• Challenge 1:
Answer these questions about the Snapchat IPO article:
(a) At what amount could Snap Inc.'s IPO value the messaging platform, according to the news that broke Tuesday night?
(b) Which outlet ran the headline saying Snapchat may be worth $30 billion with its IPO filing?
(c) When the author started his career, why did companies go public?

• Document text:
• • • • •
Why Snapchat May Be the Single Most Dangerous IPO I’ve Ever Seen

Keith Fitz-Gerald Nov 18, 2016

I hate playing the role of a spoiler when there’s $25 billion on the line, but that’s exactly what I’ve got to do today.

At the risk of shattering dreams from here to Saigon and annoying every venture capitalist in between…

Snapchat may be the single most dangerous IPO in history..

There’s only one way it fits in your portfolio.

Five Reasons Every IPO Is Rigged

News broke Tuesday night that Snap Inc. filed for an IPO that could value the popular messaging platform at $25 billion. Predictably, the Internet went berserk…

…One of the biggest tech IPOs in years – Reuters and NBC.com

…Snapchat’s IPO Could Snap the Stock Market – Fortune

…Inside Snapchat – The Biggest Tech IPO of 2017? – zachs.com

…Snapchat may be worth $30 billion with IPO filing – CNET

I could only think to myself as I drove home from the office, “Here we go again.”

Millions of “mom and pop” investors are itching to get a piece of the action believing that they’re going to make a fortune when getting burned is far more likely.

It’s not for nothing that the world’s stock exchanges are littered with the bones of failed companies that went public when they had no business in the world doing so.

1. The IPO process is flawed. When I started my career, companies went public because they wanted access to capital that would help already strong businesses get stronger. Now, they go public because they have “potential” – a word I use with every bit of sarcasm I can muster.
• • • • •
• Excerpted records:
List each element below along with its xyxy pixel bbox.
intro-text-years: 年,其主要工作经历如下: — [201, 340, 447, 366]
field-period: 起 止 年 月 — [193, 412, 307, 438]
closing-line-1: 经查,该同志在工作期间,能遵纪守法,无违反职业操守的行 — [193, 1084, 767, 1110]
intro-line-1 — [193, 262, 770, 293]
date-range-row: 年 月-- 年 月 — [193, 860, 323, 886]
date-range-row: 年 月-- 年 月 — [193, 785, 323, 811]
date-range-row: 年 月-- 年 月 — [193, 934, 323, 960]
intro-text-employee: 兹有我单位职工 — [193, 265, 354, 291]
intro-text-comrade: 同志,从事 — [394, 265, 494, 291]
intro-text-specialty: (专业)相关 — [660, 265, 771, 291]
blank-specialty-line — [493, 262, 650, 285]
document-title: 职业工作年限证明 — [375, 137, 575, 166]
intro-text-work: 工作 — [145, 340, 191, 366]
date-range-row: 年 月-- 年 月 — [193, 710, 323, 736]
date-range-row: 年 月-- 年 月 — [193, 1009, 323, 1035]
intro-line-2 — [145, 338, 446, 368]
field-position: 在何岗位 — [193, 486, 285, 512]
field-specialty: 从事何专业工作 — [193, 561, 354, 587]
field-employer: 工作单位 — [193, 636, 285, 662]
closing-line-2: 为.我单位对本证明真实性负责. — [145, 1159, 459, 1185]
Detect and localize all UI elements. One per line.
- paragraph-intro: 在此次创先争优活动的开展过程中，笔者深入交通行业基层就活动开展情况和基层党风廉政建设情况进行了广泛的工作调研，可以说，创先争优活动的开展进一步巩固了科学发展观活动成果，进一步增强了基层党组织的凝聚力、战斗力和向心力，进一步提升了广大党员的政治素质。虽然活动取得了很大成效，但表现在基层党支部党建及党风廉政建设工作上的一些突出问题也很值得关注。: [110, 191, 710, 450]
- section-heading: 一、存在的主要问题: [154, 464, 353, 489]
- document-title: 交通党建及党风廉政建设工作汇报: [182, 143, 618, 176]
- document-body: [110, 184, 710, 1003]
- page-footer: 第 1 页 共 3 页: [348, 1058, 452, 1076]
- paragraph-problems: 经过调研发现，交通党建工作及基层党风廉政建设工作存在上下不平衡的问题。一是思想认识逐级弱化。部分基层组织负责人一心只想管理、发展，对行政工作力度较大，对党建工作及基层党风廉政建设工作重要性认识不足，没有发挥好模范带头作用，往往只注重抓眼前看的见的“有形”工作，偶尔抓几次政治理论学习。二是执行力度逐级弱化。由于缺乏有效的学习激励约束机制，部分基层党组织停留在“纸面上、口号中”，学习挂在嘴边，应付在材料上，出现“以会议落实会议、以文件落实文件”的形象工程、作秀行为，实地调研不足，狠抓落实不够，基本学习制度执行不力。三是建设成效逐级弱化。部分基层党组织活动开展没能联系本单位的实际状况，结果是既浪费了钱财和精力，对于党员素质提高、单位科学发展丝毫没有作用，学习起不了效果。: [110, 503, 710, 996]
• • • • •
• Challenge 2:
Switch "element" to "item" in the entries, starting at their first line and stopping after the line that has "intro-line-1 — [193, 262, 770, 293]". Give back only those lines, with nothing else altered.

• Exercise result 1:
(a) $25 billion.
(b) CNET.
(c) They wanted access to capital that would help already strong businesses get stronger.

• Exercise result 2:
List each item below along with its xyxy pixel bbox.
intro-text-years: 年,其主要工作经历如下: — [201, 340, 447, 366]
field-period: 起 止 年 月 — [193, 412, 307, 438]
closing-line-1: 经查,该同志在工作期间,能遵纪守法,无违反职业操守的行 — [193, 1084, 767, 1110]
intro-line-1 — [193, 262, 770, 293]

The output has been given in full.